Given exercise 1:
Condense the paragraph in the text on iSCSI targets and persistent naming that begins "This path-based address is not persistent" into a short bulleted list that keeps its main facts.
Given exercise 2:
Resume the text on iSCSI targets and persistent naming after its final sentence and carry it forward.

Selected text:

##########

This example defines a single target with two LUNs. LUNs are described with either the backing-store or direct-store directives where backing-store refers to either a file or a block device, and direct-store refers to local SCSI devices. Device parameters, such as serial numbers and vendor names, will be passed through to the new iSCSI LUN.

Starting the tgtd service

To start the tgtd service, run:

service tgtd start

Stopping the tgtd service

To stop the tgtd service, run:

service tgtd stop

If there are open connections, use:

service tgtd force-stop

Warning

Using this command will terminate all target arrays.

24.3. Persistent Naming

The operating system issues I/O to a storage device by referencing the path that is used to reach it. For SCSI devices, the path consists of the following:

PCI identifier of the host bus adapter (HBA)
channel number on that HBA
the remote SCSI target address
the Logical Unit Number (LUN)

This path-based address is not persistent. It may change any time the system is reconfigured (either by on-line reconfiguration, as described in this manual, or when the system is shutdown, reconfigured, and rebooted). It is even possible for the path identifiers to change when no physical reconfiguration has been done, as a result of timing variations during the discovery process when the system boots, or when a bus is re-scanned.

##########

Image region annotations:
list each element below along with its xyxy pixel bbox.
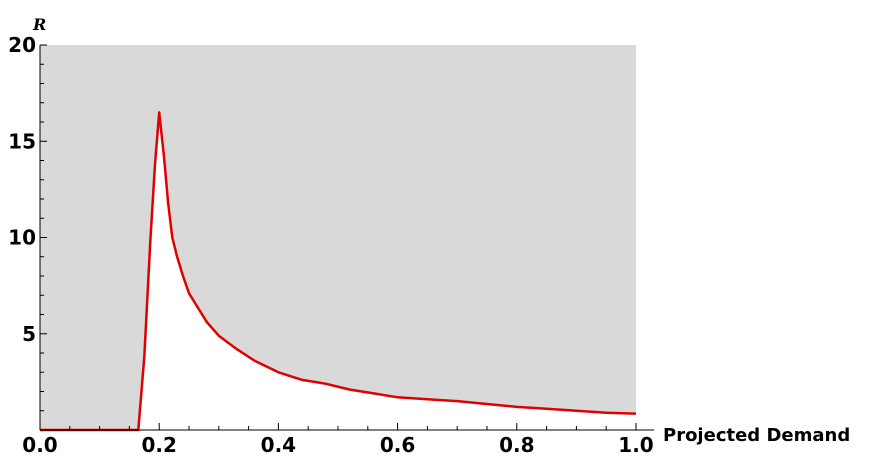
series-line — [40, 111, 637, 432]
shaded-region — [40, 45, 636, 430]
y-tick-label-0: 5 — [22, 322, 36, 346]
data-point-20 — [349, 389, 351, 391]
data-point-23 — [426, 398, 428, 400]
data-point-7 — [167, 202, 169, 204]
data-point-3 — [149, 240, 151, 242]
data-point-8 — [171, 237, 173, 239]
x-tick-label-3: 0.6 — [380, 433, 415, 457]
data-point-26 — [516, 406, 518, 408]
data-point-21 — [373, 392, 375, 394]
data-point-24 — [456, 400, 458, 402]
y-tick-label-1: 10 — [8, 226, 36, 250]
data-point-19 — [325, 383, 327, 385]
data-point-25 — [486, 403, 488, 405]
x-tick-label-2: 0.4 — [261, 433, 296, 457]
data-point-4 — [154, 163, 156, 165]
data-point-9 — [176, 256, 178, 258]
x-tick-label-4: 0.8 — [499, 433, 534, 457]
data-point-10 — [182, 275, 184, 277]
data-point-30 — [635, 413, 637, 415]
x-axis-label: Projected Demand — [663, 425, 850, 446]
y-axis-label: R — [32, 15, 46, 34]
x-tick-label-0: 0.0 — [22, 433, 57, 457]
data-point-27 — [546, 408, 548, 410]
data-point-18 — [301, 379, 303, 381]
data-point-17 — [277, 371, 279, 373]
data-point-2 — [143, 356, 145, 358]
x-tick-label-1: 0.2 — [141, 433, 176, 457]
data-point-28 — [575, 410, 577, 412]
x-tick-label-5: 1.0 — [618, 433, 653, 457]
data-point-29 — [605, 412, 607, 414]
data-point-12 — [194, 302, 196, 304]
data-point-14 — [218, 335, 220, 337]
below-curve-area — [40, 112, 636, 431]
data-point-16 — [254, 360, 256, 362]
data-point-6 — [163, 156, 165, 158]
y-tick-label-2: 15 — [8, 129, 36, 153]
data-point-13 — [206, 321, 208, 323]
data-point-11 — [188, 292, 190, 294]
y-tick-label-3: 20 — [8, 33, 36, 57]
data-point-22 — [397, 396, 399, 398]
data-point-5 — [158, 111, 160, 113]
data-point-15 — [236, 348, 238, 350]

##########

Written reply 1:
- A SCSI device's path-based address is not persistent.
- It can change whenever the system is reconfigured, either online or through shutdown, reconfiguration and reboot.
- It can change even without physical reconfiguration, because of timing variations during device discovery at boot.
- It can also change when a bus is re-scanned.

Written reply 2:
The operating system provides several non-persistent names to represent these access paths to storage devices. One is the /dev/sd name; another is the major:minor number. A third is a symlink maintained in the /dev/disk/by-path/ directory. This symlink maps from the path identifier to the current /dev/sd name. For example, for a Fibre Channel device, the PCI info and Host:BusTarget:LUN info may appear as follows:

pci-0000:02:0e.0-scsi-0:0:0:0 -> ../../sda

For iSCSI devices, by-path/ names map from the target name and portal information to the sd name.

It is generally not appropriate for applications to use these path-based names. This is because the storage device these paths reference may change, potentially causing incorrect data to be written to the device. Path-based names are also not appropriate for multipath devices, because the path-based names may be mistaken for separate storage devices, leading to uncoordinated access and unintended modifications of the data.

In addition, path-based names are system-specific. This can cause unintended data changes when the device is accessed by multiple systems, such as in a cluster.

For these reasons, several persistent, system-independent, methods for identifying devices have been developed. The following sections discuss these in detail.

24.3.1. WWID

The World Wide Identifier (WWID) can be used in reliably identifying devices. It is a persistent, system-independent ID that the SCSI Standard requires from all SCSI devices. The WWID identifier is guaranteed to be unique for every storage device, and independent of the path that is used to access the device.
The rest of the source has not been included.